(Data records)
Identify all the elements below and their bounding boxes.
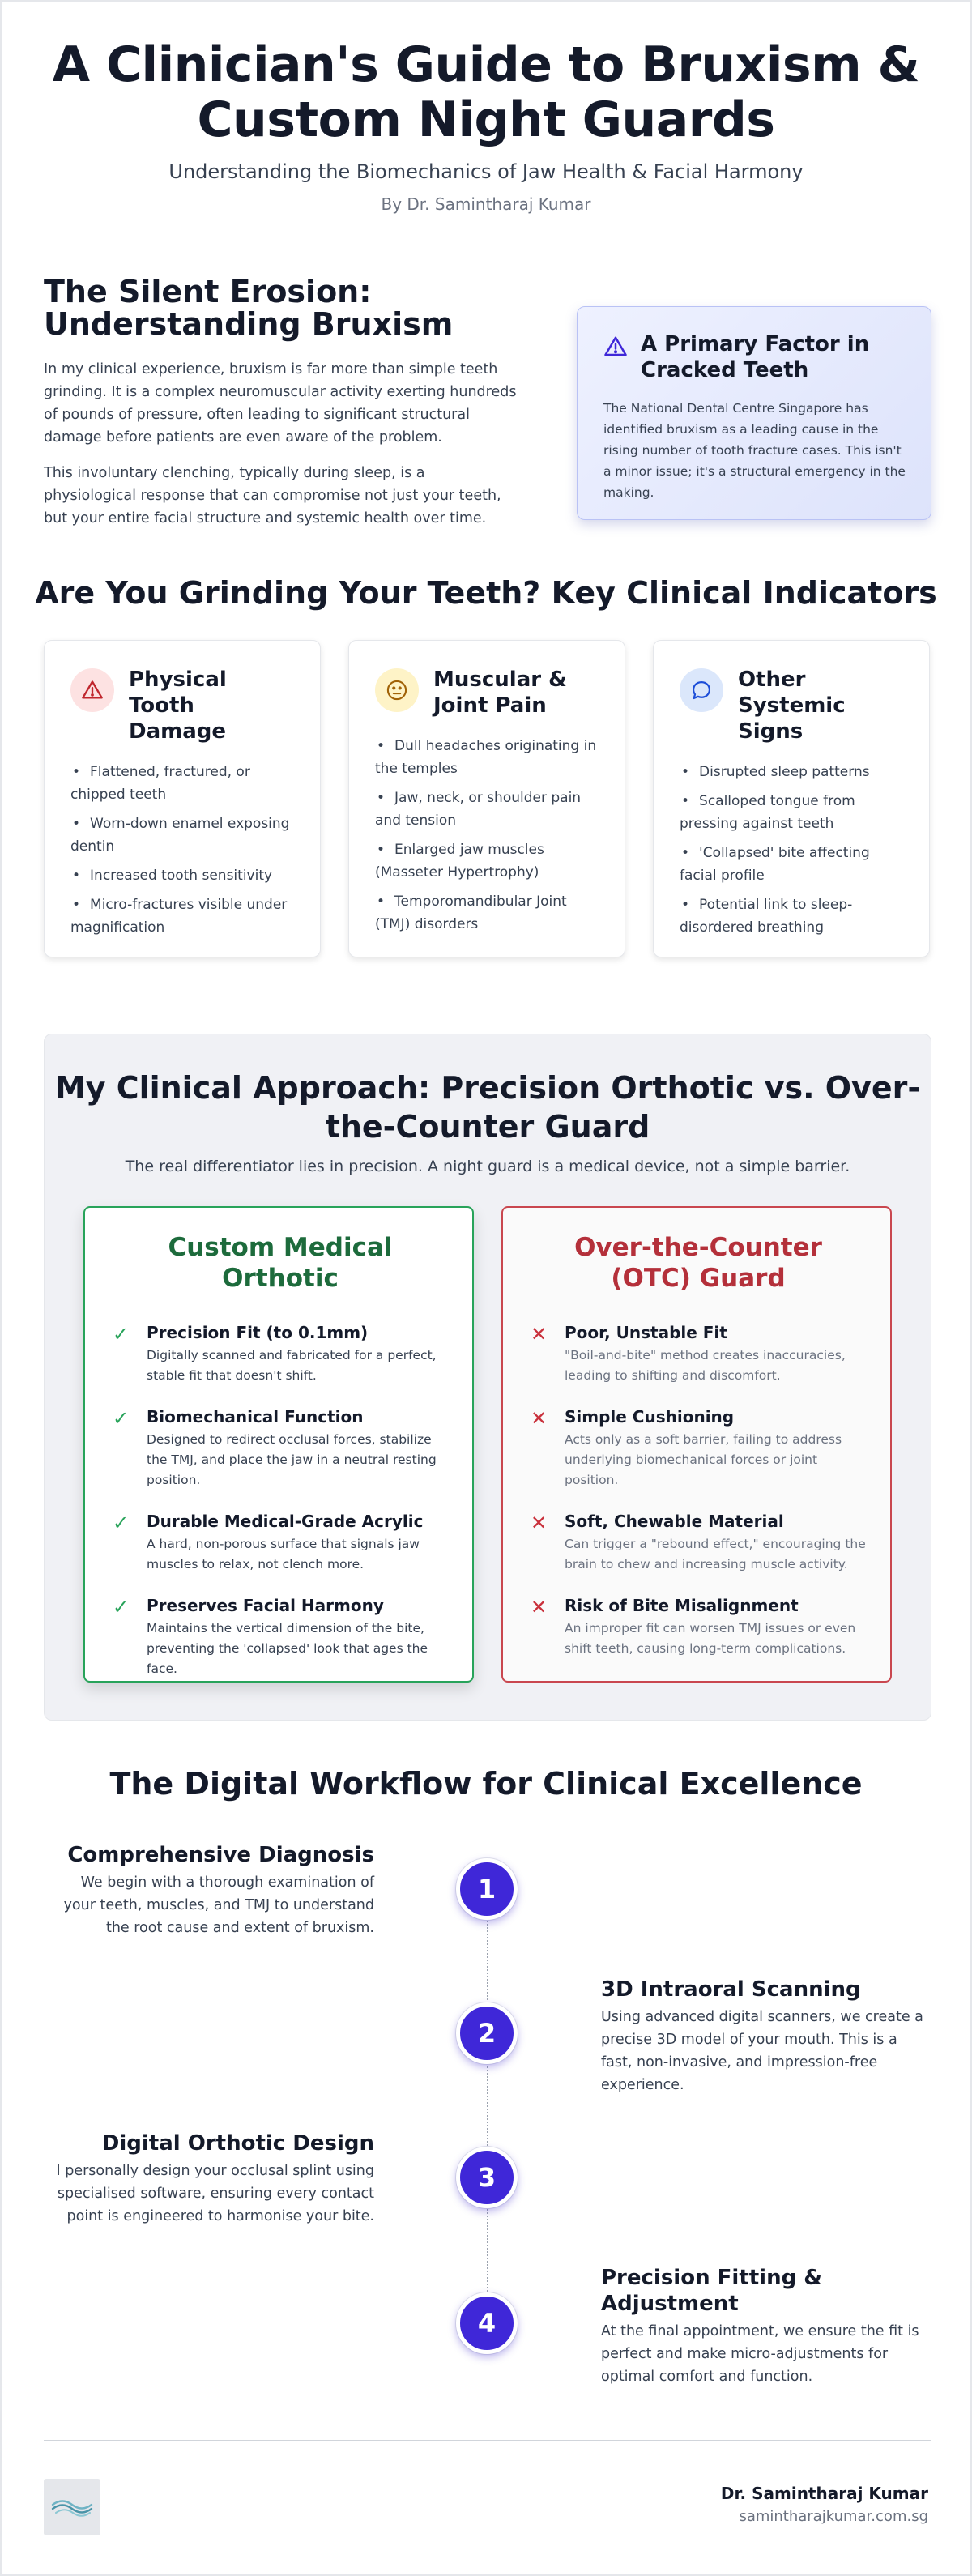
wave-logo-icon: [44, 2479, 100, 2535]
erosion-section: [2, 214, 970, 562]
comparison-item: [531, 1596, 866, 1659]
comparison-item-desc: Can trigger a "rebound effect," encouraging the brain to chew and increasing muscle activity.: [565, 1537, 866, 1572]
indicator-card-title: Muscular & Joint Pain: [433, 667, 567, 718]
cracked-teeth-callout: [577, 306, 932, 520]
comparison-item-desc: Maintains the vertical dimension of the bite, preventing the 'collapsed' look that ages the face.: [147, 1621, 428, 1676]
comparison-item-title: Poor, Unstable Fit: [565, 1323, 727, 1342]
footer-doctor-name: Dr. Samintharaj Kumar: [720, 2484, 928, 2503]
check-icon: ✓: [113, 1512, 130, 1534]
cross-icon: ✕: [531, 1323, 548, 1346]
comparison-item: [531, 1407, 866, 1491]
indicator-list: [375, 735, 600, 936]
comparison-item: [113, 1596, 448, 1679]
approach-heading: My Clinical Approach: Precision Orthotic vs. Over-the-Counter Guard: [54, 1070, 921, 1145]
otc-guard-title: Over-the-Counter (OTC) Guard: [574, 1233, 822, 1293]
header: [2, 2, 970, 214]
timeline-connector: [487, 1889, 488, 2327]
comparison-item-desc: Designed to redirect occlusal forces, stabilize the TMJ, and place the jaw in a neutral resting position.: [147, 1432, 437, 1487]
indicator-card-systemic-signs: [653, 640, 930, 957]
check-icon: ✓: [113, 1596, 130, 1619]
workflow-step: [50, 2130, 374, 2228]
list-item: • Scalloped tongue from pressing against teeth: [680, 790, 905, 835]
comparison-item-desc: A hard, non-porous surface that signals jaw muscles to relax, not clench more.: [147, 1537, 420, 1572]
comparison-item-desc: "Boil-and-bite" method creates inaccuracies, leading to shifting and discomfort.: [565, 1348, 846, 1383]
comparison-item: [113, 1407, 448, 1491]
step-description: At the final appointment, we ensure the fit is perfect and make micro-adjustments for optimal comfort and function.: [601, 2323, 919, 2385]
list-item: • Jaw, neck, or shoulder pain and tension: [375, 787, 600, 832]
comparison-item: [531, 1323, 866, 1386]
erosion-heading: The Silent Erosion: Understanding Bruxism: [44, 274, 454, 342]
list-item: • Increased tooth sensitivity: [70, 864, 296, 887]
cross-icon: ✕: [531, 1596, 548, 1619]
page-subtitle: Understanding the Biomechanics of Jaw Health & Facial Harmony: [168, 160, 804, 183]
indicator-list: [70, 761, 296, 939]
check-icon: ✓: [113, 1323, 130, 1346]
list-item: • 'Collapsed' bite affecting facial profile: [680, 842, 905, 887]
comparison-item-desc: Digitally scanned and fabricated for a perfect, stable fit that doesn't shift.: [147, 1348, 437, 1383]
erosion-text-block: [44, 275, 522, 530]
otc-guard-card: [501, 1206, 892, 1683]
footer-website-link[interactable]: samintharajkumar.com.sg: [739, 2508, 928, 2525]
workflow-step: [601, 2265, 925, 2388]
step-number-badge: 4: [456, 2292, 518, 2354]
workflow-step: [50, 1842, 374, 1939]
step-title: 3D Intraoral Scanning: [601, 1977, 861, 2002]
indicator-card-title: Physical Tooth Damage: [129, 667, 227, 744]
custom-orthotic-title: Custom Medical Orthotic: [168, 1233, 393, 1293]
warning-triangle-icon: [603, 335, 629, 360]
list-item: • Potential link to sleep-disordered breathing: [680, 893, 905, 939]
comparison-item-desc: Acts only as a soft barrier, failing to address underlying biomechanical forces or joint position.: [565, 1432, 842, 1487]
page-title: A Clinician's Guide to Bruxism & Custom Night Guards: [52, 36, 920, 148]
comparison-item-title: Durable Medical-Grade Acrylic: [147, 1512, 424, 1531]
callout-text: The National Dental Centre Singapore has identified bruxism as a leading cause in the rising number of tooth fracture cases. This isn't a minor issue; it's a structural emergency in the making.: [603, 401, 906, 500]
list-item: • Enlarged jaw muscles (Masseter Hypertrophy): [375, 838, 600, 884]
comparison-item-title: Soft, Chewable Material: [565, 1512, 784, 1531]
comparison-item: [531, 1512, 866, 1575]
comparison-item-title: Precision Fit (to 0.1mm): [147, 1323, 369, 1342]
custom-orthotic-card: [83, 1206, 474, 1683]
approach-subtitle: The real differentiator lies in precision. A night guard is a medical device, not a simple barrier.: [125, 1158, 850, 1175]
cross-icon: ✕: [531, 1512, 548, 1534]
step-number-badge: 2: [456, 2002, 518, 2064]
footer-divider: [44, 2440, 932, 2441]
indicators-heading: Are You Grinding Your Teeth? Key Clinical Indicators: [35, 575, 937, 611]
list-item: • Micro-fractures visible under magnification: [70, 893, 296, 939]
step-number-badge: 3: [456, 2147, 518, 2208]
check-icon: ✓: [113, 1407, 130, 1430]
callout-title: A Primary Factor in Cracked Teeth: [641, 332, 870, 382]
erosion-paragraph: In my clinical experience, bruxism is far more than simple teeth grinding. It is a complex neuromuscular activity exerting hundreds of pounds of pressure, often leading to significant structural damage before patients are even aware of the problem.: [44, 361, 517, 446]
step-number-badge: 1: [456, 1858, 518, 1920]
step-description: Using advanced digital scanners, we create a precise 3D model of your mouth. This is a fast, non-invasive, and impression-free experience.: [601, 2009, 923, 2093]
indicator-card-title: Other Systemic Signs: [738, 667, 846, 744]
erosion-paragraph: This involuntary clenching, typically during sleep, is a physiological response that can compromise not just your teeth, but your entire facial structure and systemic health over time.: [44, 465, 501, 527]
list-item: • Flattened, fractured, or chipped teeth: [70, 761, 296, 806]
list-item: • Worn-down enamel exposing dentin: [70, 812, 296, 858]
list-item: • Temporomandibular Joint (TMJ) disorders: [375, 890, 600, 936]
list-item: • Dull headaches originating in the temples: [375, 735, 600, 780]
cross-icon: ✕: [531, 1407, 548, 1430]
indicators-section: [2, 562, 970, 1016]
author-byline: By Dr. Samintharaj Kumar: [381, 194, 591, 214]
list-item: • Disrupted sleep patterns: [680, 761, 905, 783]
indicator-card-muscular-pain: [348, 640, 625, 957]
comparison-item-title: Preserves Facial Harmony: [147, 1596, 384, 1615]
workflow-heading: The Digital Workflow for Clinical Excellence: [109, 1766, 863, 1802]
speech-bubble-icon: [680, 668, 723, 712]
step-title: Precision Fitting & Adjustment: [601, 2266, 822, 2316]
indicator-card-tooth-damage: [44, 640, 321, 957]
comparison-item-title: Biomechanical Function: [147, 1407, 364, 1427]
comparison-item: [113, 1512, 448, 1575]
neutral-face-icon: [375, 668, 419, 712]
indicator-list: [680, 761, 905, 939]
step-title: Comprehensive Diagnosis: [67, 1843, 374, 1867]
approach-section: [44, 1034, 932, 1721]
step-description: We begin with a thorough examination of your teeth, muscles, and TMJ to understand the root cause and extent of bruxism.: [63, 1874, 374, 1936]
comparison-item-title: Simple Cushioning: [565, 1407, 735, 1427]
comparison-item-title: Risk of Bite Misalignment: [565, 1596, 799, 1615]
workflow-step: [601, 1977, 925, 2096]
step-description: I personally design your occlusal splint using specialised software, ensuring every contact point is engineered to harmonise your bite.: [56, 2163, 374, 2224]
comparison-item-desc: An improper fit can worsen TMJ issues or even shift teeth, causing long-term complications.: [565, 1621, 856, 1656]
comparison-item: [113, 1323, 448, 1386]
step-title: Digital Orthotic Design: [101, 2131, 374, 2156]
warning-triangle-icon: [70, 668, 114, 712]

YOUR ASSIGNMENT:
Show all lines in the entries above where the word "occlusal" appears.

RESPONSE TO THE EXERCISE:
comparison-item-desc: Designed to redirect occlusal forces, stabilize the TMJ, and place the jaw in a neutral resting position.: [147, 1432, 437, 1487]
step-description: I personally design your occlusal splint using specialised software, ensuring every contact point is engineered to harmonise your bite.: [56, 2163, 374, 2224]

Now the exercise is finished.